Quote, verbatim, all material below, without pictures.

==== RECORDS FOR THE EXERCISE ====

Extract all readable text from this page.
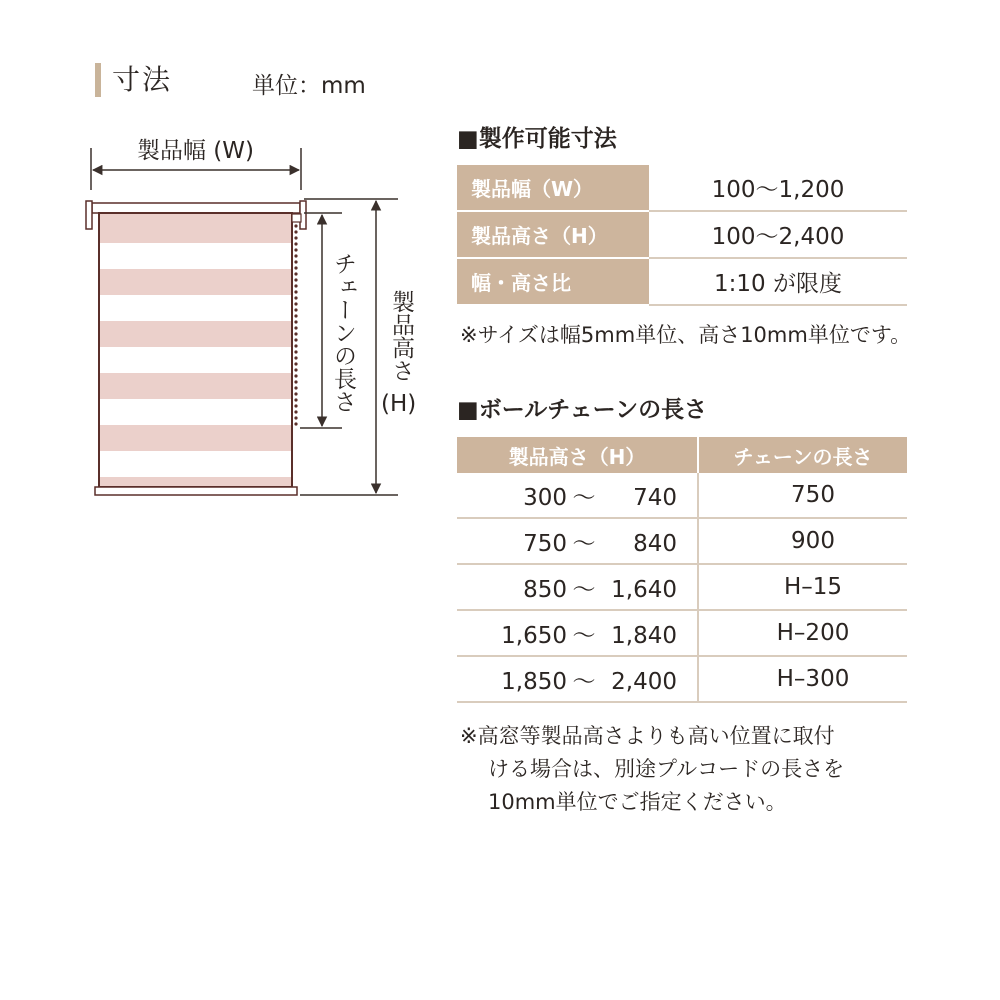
寸法	単位：mm
製品幅 (W)
チェーンの長さ 製品高さ
(H)
■製作可能寸法
製品幅（W）	100〜1,200
製品高さ（H）	100〜2,400
幅・高さ比	1:10 が限度
※サイズは幅5mm単位、高さ10mm単位です。
■ボールチェーンの長さ
製品高さ（H）	チェーンの長さ
300 〜 740	750
750 〜 840	900
850 〜 1,640	H–15
1,650 〜 1,840	H–200
1,850 〜 2,400	H–300

※高窓等製品高さよりも高い位置に取付

ける場合は、別途プルコードの長さを

10mm単位でご指定ください。
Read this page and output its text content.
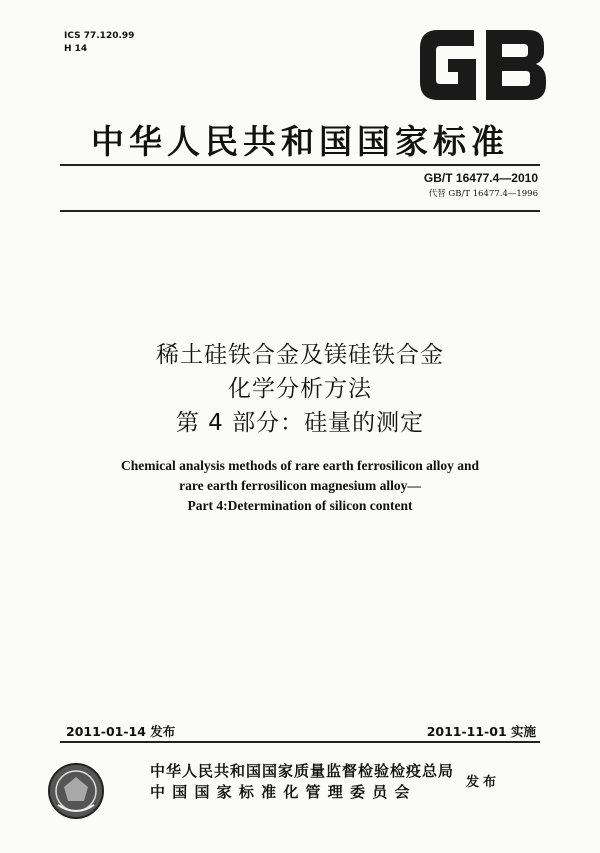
ICS 77.120.99
H 14
GB
中华人民共和国国家标准
GB/T 16477.4—2010
代替 GB/T 16477.4—1996
稀土硅铁合金及镁硅铁合金
化学分析方法
第 4 部分：硅量的测定
Chemical analysis methods of rare earth ferrosilicon alloy and
rare earth ferrosilicon magnesium alloy—
Part 4:Determination of silicon content
2011-01-14 发布	2011-11-01 实施
中华人民共和国国家质量监督检验检疫总局
中 国 国 家 标 准 化 管 理 委 员 会
发布
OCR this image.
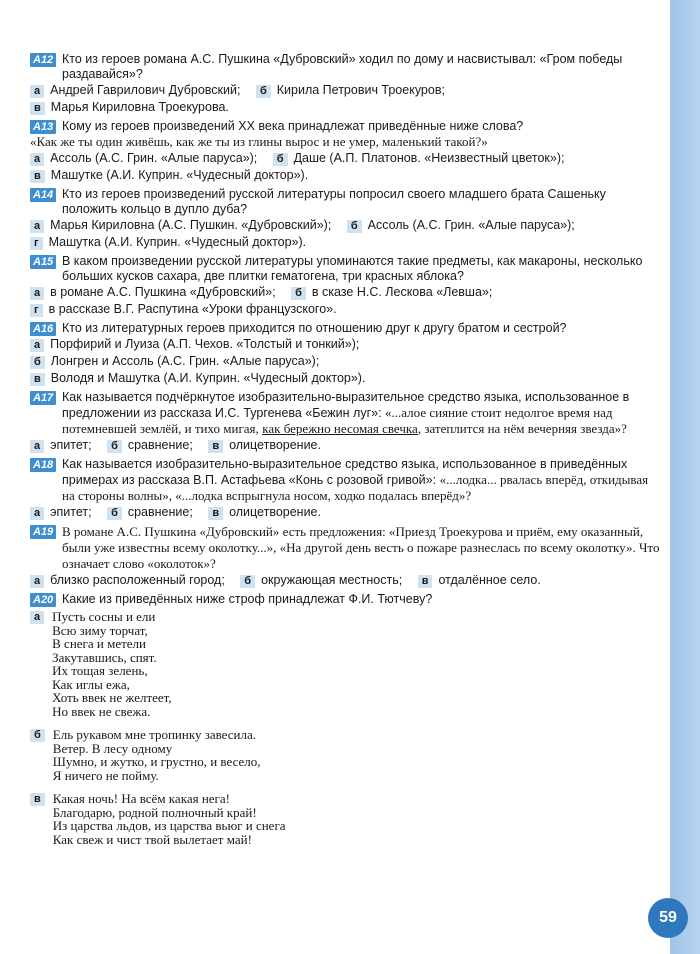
А12 Кто из героев романа А.С. Пушкина «Дубровский» ходил по дому и насвистывал: «Гром победы раздавайся»?
а Андрей Гаврилович Дубровский; б Кирила Петрович Троекуров; в Марья Кириловна Троекурова.
А13 Кому из героев произведений XX века принадлежат приведённые ниже слова?
«Как же ты один живёшь, как же ты из глины вырос и не умер, маленький такой?»
а Ассоль (А.С. Грин. «Алые паруса»); б Даше (А.П. Платонов. «Неизвестный цветок»);
в Машутке (А.И. Куприн. «Чудесный доктор»).
А14 Кто из героев произведений русской литературы попросил своего младшего брата Сашеньку положить кольцо в дупло дуба?
а Марья Кириловна (А.С. Пушкин. «Дубровский»); б Ассоль (А.С. Грин. «Алые паруса»);
г Машутка (А.И. Куприн. «Чудесный доктор»).
А15 В каком произведении русской литературы упоминаются такие предметы, как макароны, несколько больших кусков сахара, две плитки гематогена, три красных яблока?
а в романе А.С. Пушкина «Дубровский»; б в сказе Н.С. Лескова «Левша»;
г в рассказе В.Г. Распутина «Уроки французского».
А16 Кто из литературных героев приходится по отношению друг к другу братом и сестрой?
а Порфирий и Луиза (А.П. Чехов. «Толстый и тонкий»);
б Лонгрен и Ассоль (А.С. Грин. «Алые паруса»);
в Володя и Машутка (А.И. Куприн. «Чудесный доктор»).
А17 Как называется подчёркнутое изобразительно-выразительное средство языка, использованное в предложении из рассказа И.С. Тургенева «Бежин луг»: «...алое сияние стоит недолгое время над потемневшей землёй, и тихо мигая, как бережно несомая свечка, затеплится на нём вечерняя звезда»?
а эпитет; б сравнение; в олицетворение.
А18 Как называется изобразительно-выразительное средство языка, использованное в приведённых примерах из рассказа В.П. Астафьева «Конь с розовой гривой»: «...лодка... рвалась вперёд, откидывая на стороны волны», «...лодка вспрыгнула носом, ходко подалась вперёд»?
а эпитет; б сравнение; в олицетворение.
А19 В романе А.С. Пушкина «Дубровский» есть предложения: «Приезд Троекурова и приём, ему оказанный, были уже известны всему околотку...», «На другой день весть о пожаре разнеслась по всему околотку». Что означает слово «околоток»?
а близко расположенный город; б окружающая местность; в отдалённое село.
А20 Какие из приведённых ниже строф принадлежат Ф.И. Тютчеву?
а Пусть сосны и ели
Всю зиму торчат,
В снега и метели
Закутавшись, спят.
Их тощая зелень,
Как иглы ежа,
Хоть ввек не желтеет,
Но ввек не свежа.
б Ель рукавом мне тропинку завесила.
Ветер. В лесу одному
Шумно, и жутко, и грустно, и весело,
Я ничего не пойму.
в Какая ночь! На всём какая нега!
Благодарю, родной полночный край!
Из царства льдов, из царства вьюг и снега
Как свеж и чист твой вылетает май!
59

====

**RESULT FOR THIS TASK:**
Extract all readable text from this page.
寸法	単位：mm
製品幅 (W)
チェーンの長さ 製品高さ
(H)
■製作可能寸法
製品幅（W）	100〜1,200
製品高さ（H）	100〜2,400
幅・高さ比	1:10 が限度
※サイズは幅5mm単位、高さ10mm単位です。
■ボールチェーンの長さ
製品高さ（H）	チェーンの長さ
300 〜 740	750
750 〜 840	900
850 〜 1,640	H–15
1,650 〜 1,840	H–200
1,850 〜 2,400	H–300

※高窓等製品高さよりも高い位置に取付

ける場合は、別途プルコードの長さを

10mm単位でご指定ください。
Read this page and output its text content.
ICS 77.120.99
H 14
GB
中华人民共和国国家标准
GB/T 16477.4—2010
代替 GB/T 16477.4—1996
稀土硅铁合金及镁硅铁合金
化学分析方法
第 4 部分：硅量的测定
Chemical analysis methods of rare earth ferrosilicon alloy and
rare earth ferrosilicon magnesium alloy—
Part 4:Determination of silicon content
2011-01-14 发布	2011-11-01 实施
中华人民共和国国家质量监督检验检疫总局
中 国 国 家 标 准 化 管 理 委 员 会
发布
OCR this image.
А12 Кто из героев романа А.С. Пушкина «Дубровский» ходил по дому и насвистывал: «Гром победы раздавайся»?
а Андрей Гаврилович Дубровский; б Кирила Петрович Троекуров; в Марья Кириловна Троекурова.
А13 Кому из героев произведений XX века принадлежат приведённые ниже слова?
«Как же ты один живёшь, как же ты из глины вырос и не умер, маленький такой?»
а Ассоль (А.С. Грин. «Алые паруса»); б Даше (А.П. Платонов. «Неизвестный цветок»);
в Машутке (А.И. Куприн. «Чудесный доктор»).
А14 Кто из героев произведений русской литературы попросил своего младшего брата Сашеньку положить кольцо в дупло дуба?
а Марья Кириловна (А.С. Пушкин. «Дубровский»); б Ассоль (А.С. Грин. «Алые паруса»);
г Машутка (А.И. Куприн. «Чудесный доктор»).
А15 В каком произведении русской литературы упоминаются такие предметы, как макароны, несколько больших кусков сахара, две плитки гематогена, три красных яблока?
а в романе А.С. Пушкина «Дубровский»; б в сказе Н.С. Лескова «Левша»;
г в рассказе В.Г. Распутина «Уроки французского».
А16 Кто из литературных героев приходится по отношению друг к другу братом и сестрой?
а Порфирий и Луиза (А.П. Чехов. «Толстый и тонкий»);
б Лонгрен и Ассоль (А.С. Грин. «Алые паруса»);
в Володя и Машутка (А.И. Куприн. «Чудесный доктор»).
А17 Как называется подчёркнутое изобразительно-выразительное средство языка, использованное в предложении из рассказа И.С. Тургенева «Бежин луг»: «...алое сияние стоит недолгое время над потемневшей землёй, и тихо мигая, как бережно несомая свечка, затеплится на нём вечерняя звезда»?
а эпитет; б сравнение; в олицетворение.
А18 Как называется изобразительно-выразительное средство языка, использованное в приведённых примерах из рассказа В.П. Астафьева «Конь с розовой гривой»: «...лодка... рвалась вперёд, откидывая на стороны волны», «...лодка вспрыгнула носом, ходко подалась вперёд»?
а эпитет; б сравнение; в олицетворение.
А19 В романе А.С. Пушкина «Дубровский» есть предложения: «Приезд Троекурова и приём, ему оказанный, были уже известны всему околотку...», «На другой день весть о пожаре разнеслась по всему околотку». Что означает слово «околоток»?
а близко расположенный город; б окружающая местность; в отдалённое село.
А20 Какие из приведённых ниже строф принадлежат Ф.И. Тютчеву?
а Пусть сосны и ели
Всю зиму торчат,
В снега и метели
Закутавшись, спят.
Их тощая зелень,
Как иглы ежа,
Хоть ввек не желтеет,
Но ввек не свежа.
б Ель рукавом мне тропинку завесила.
Ветер. В лесу одному
Шумно, и жутко, и грустно, и весело,
Я ничего не пойму.
в Какая ночь! На всём какая нега!
Благодарю, родной полночный край!
Из царства льдов, из царства вьюг и снега
Как свеж и чист твой вылетает май!
59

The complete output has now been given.